• [AVAILABLE DATA]:
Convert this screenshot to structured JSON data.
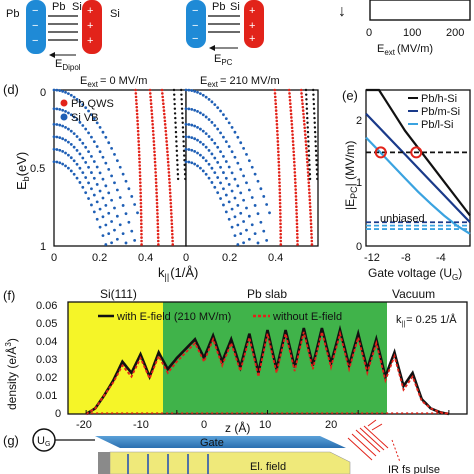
{
  "top": {
    "left_pb": "Pb",
    "left_pb2": "Pb",
    "left_si": "Si",
    "left_si2": "Si",
    "left_field": "E",
    "left_field_sub": "Dipol",
    "mid_pb": "Pb",
    "mid_si": "Si",
    "mid_field": "E",
    "mid_field_sub": "PC",
    "panel_c_xlabel": "E",
    "panel_c_xlabel_sub": "ext",
    "panel_c_xunit": "(MV/m)",
    "panel_c_ticks": [
      "0",
      "100",
      "200"
    ]
  },
  "panel_d": {
    "label": "(d)",
    "title_left": "E",
    "title_left_sub": "ext",
    "title_left_val": "= 0 MV/m",
    "title_right": "E",
    "title_right_sub": "ext",
    "title_right_val": "= 210 MV/m",
    "legend": [
      "Pb QWS",
      "Si VB"
    ],
    "ylabel": "E",
    "ylabel_sub": "b",
    "ylabel_unit": "(eV)",
    "xlabel": "k",
    "xlabel_sub": "||",
    "xlabel_unit": "(1/Å)",
    "yticks": [
      "0",
      "0.5",
      "1"
    ],
    "xticks_left": [
      "0",
      "0.2",
      "0.4"
    ],
    "xticks_right": [
      "0",
      "0.2",
      "0.4"
    ]
  },
  "panel_e": {
    "label": "(e)",
    "legend": [
      "Pb/h-Si",
      "Pb/m-Si",
      "Pb/l-Si"
    ],
    "ylabel": "|E",
    "ylabel_sub": "PC",
    "ylabel_unit": "| (MV/m)",
    "xlabel": "Gate voltage (U",
    "xlabel_sub": "G",
    "xlabel_end": ")",
    "annotation": "unbiased",
    "yticks": [
      "0",
      "1",
      "2"
    ],
    "xticks": [
      "-12",
      "-8",
      "-4"
    ]
  },
  "panel_f": {
    "label": "(f)",
    "region_si": "Si(111)",
    "region_pb": "Pb slab",
    "region_vac": "Vacuum",
    "legend_with": "with E-field (210 MV/m)",
    "legend_without": "without E-field",
    "k_label": "k",
    "k_label_sub": "||",
    "k_label_val": "= 0.25 1/Å",
    "ylabel": "density (e/Å",
    "ylabel_sup": "3",
    "ylabel_end": ")",
    "xlabel": "z (Å)",
    "yticks": [
      "0",
      "0.01",
      "0.02",
      "0.03",
      "0.04",
      "0.05",
      "0.06"
    ],
    "xticks": [
      "-20",
      "-10",
      "0",
      "10",
      "20"
    ]
  },
  "panel_g": {
    "label": "(g)",
    "ug": "U",
    "ug_sub": "G",
    "gate": "Gate",
    "efield": "El. field",
    "pulse": "IR fs pulse"
  },
  "colors": {
    "pb_red": "#e2231a",
    "si_blue": "#1f5fb5",
    "yellow": "#f5f528",
    "green": "#40b34a",
    "gate_blue": "#2f7bbf",
    "lsi_blue": "#3aa3e0"
  },
  "chart_data": [
    {
      "type": "scatter",
      "title": "E_ext = 0 MV/m / E_ext = 210 MV/m",
      "xlabel": "k|| (1/Å)",
      "ylabel": "E_b (eV)",
      "xlim": [
        0,
        0.55
      ],
      "ylim": [
        1,
        0
      ],
      "series": [
        {
          "name": "Pb QWS",
          "description": "red dotted parabolic bands dispersing downward from ~0.5 eV at k≈0.35–0.5"
        },
        {
          "name": "Si VB",
          "description": "blue dotted bands dispersing from ~0–0.4 eV at k=0 down to 1 eV at k≈0.1–0.3"
        }
      ]
    },
    {
      "type": "line",
      "xlabel": "Gate voltage (U_G)",
      "ylabel": "|E_PC| (MV/m)",
      "xlim": [
        -14,
        -2
      ],
      "ylim": [
        0,
        2.3
      ],
      "series": [
        {
          "name": "Pb/h-Si",
          "x": [
            -14,
            -12.5,
            -11,
            -9.5,
            -8,
            -6.5,
            -5,
            -3.5,
            -2
          ],
          "y": [
            2.6,
            2.3,
            2.0,
            1.7,
            1.45,
            1.2,
            0.95,
            0.7,
            0.45
          ]
        },
        {
          "name": "Pb/m-Si",
          "x": [
            -14,
            -12.5,
            -11,
            -9.5,
            -8,
            -6.5,
            -5,
            -3.5,
            -2
          ],
          "y": [
            1.95,
            1.75,
            1.55,
            1.35,
            1.15,
            0.95,
            0.75,
            0.55,
            0.35
          ]
        },
        {
          "name": "Pb/l-Si",
          "x": [
            -14,
            -12.5,
            -11,
            -9.5,
            -8,
            -6.5,
            -5,
            -3.5,
            -2
          ],
          "y": [
            1.6,
            1.4,
            1.2,
            1.0,
            0.8,
            0.62,
            0.45,
            0.3,
            0.18
          ]
        }
      ],
      "reference_lines": [
        1.38,
        0.35,
        0.3,
        0.25
      ],
      "markers": [
        {
          "x": -12.3,
          "y": 1.38
        },
        {
          "x": -8.2,
          "y": 1.38
        }
      ]
    },
    {
      "type": "line",
      "xlabel": "z (Å)",
      "ylabel": "density (e/Å^3)",
      "xlim": [
        -22,
        22
      ],
      "ylim": [
        0,
        0.06
      ],
      "series": [
        {
          "name": "with E-field (210 MV/m)",
          "x": [
            -20,
            -19,
            -18,
            -17,
            -16,
            -15,
            -14,
            -13,
            -12,
            -11,
            -10,
            -9,
            -8,
            -7,
            -6,
            -5,
            -4,
            -3,
            -2,
            -1,
            0,
            1,
            2,
            3,
            4,
            5,
            6,
            7,
            8,
            9,
            10,
            11,
            12,
            13,
            14,
            15,
            16,
            17,
            18,
            19,
            20
          ],
          "y": [
            0,
            0.003,
            0.01,
            0.018,
            0.028,
            0.022,
            0.032,
            0.02,
            0.033,
            0.024,
            0.03,
            0.035,
            0.04,
            0.03,
            0.042,
            0.028,
            0.04,
            0.025,
            0.043,
            0.022,
            0.045,
            0.024,
            0.045,
            0.025,
            0.046,
            0.026,
            0.046,
            0.027,
            0.045,
            0.026,
            0.043,
            0.024,
            0.04,
            0.02,
            0.033,
            0.015,
            0.022,
            0.008,
            0.003,
            0.001,
            0
          ]
        },
        {
          "name": "without E-field",
          "x": [
            -20,
            -19,
            -18,
            -17,
            -16,
            -15,
            -14,
            -13,
            -12,
            -11,
            -10,
            -9,
            -8,
            -7,
            -6,
            -5,
            -4,
            -3,
            -2,
            -1,
            0,
            1,
            2,
            3,
            4,
            5,
            6,
            7,
            8,
            9,
            10,
            11,
            12,
            13,
            14,
            15,
            16,
            17,
            18,
            19,
            20
          ],
          "y": [
            0,
            0.003,
            0.01,
            0.017,
            0.026,
            0.02,
            0.03,
            0.019,
            0.031,
            0.022,
            0.028,
            0.033,
            0.038,
            0.028,
            0.04,
            0.026,
            0.038,
            0.023,
            0.041,
            0.02,
            0.043,
            0.022,
            0.043,
            0.023,
            0.044,
            0.024,
            0.044,
            0.025,
            0.043,
            0.024,
            0.041,
            0.022,
            0.038,
            0.018,
            0.031,
            0.013,
            0.02,
            0.007,
            0.003,
            0.001,
            0
          ]
        }
      ]
    }
  ]
}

• [PROBLEM TO SOLVE]:
Go through the preceding material and copy each line that has the word "voltage".

• [THE ANSWER]:
    "xlabel": "Gate voltage (U",
      "xlabel": "Gate voltage (U_G)",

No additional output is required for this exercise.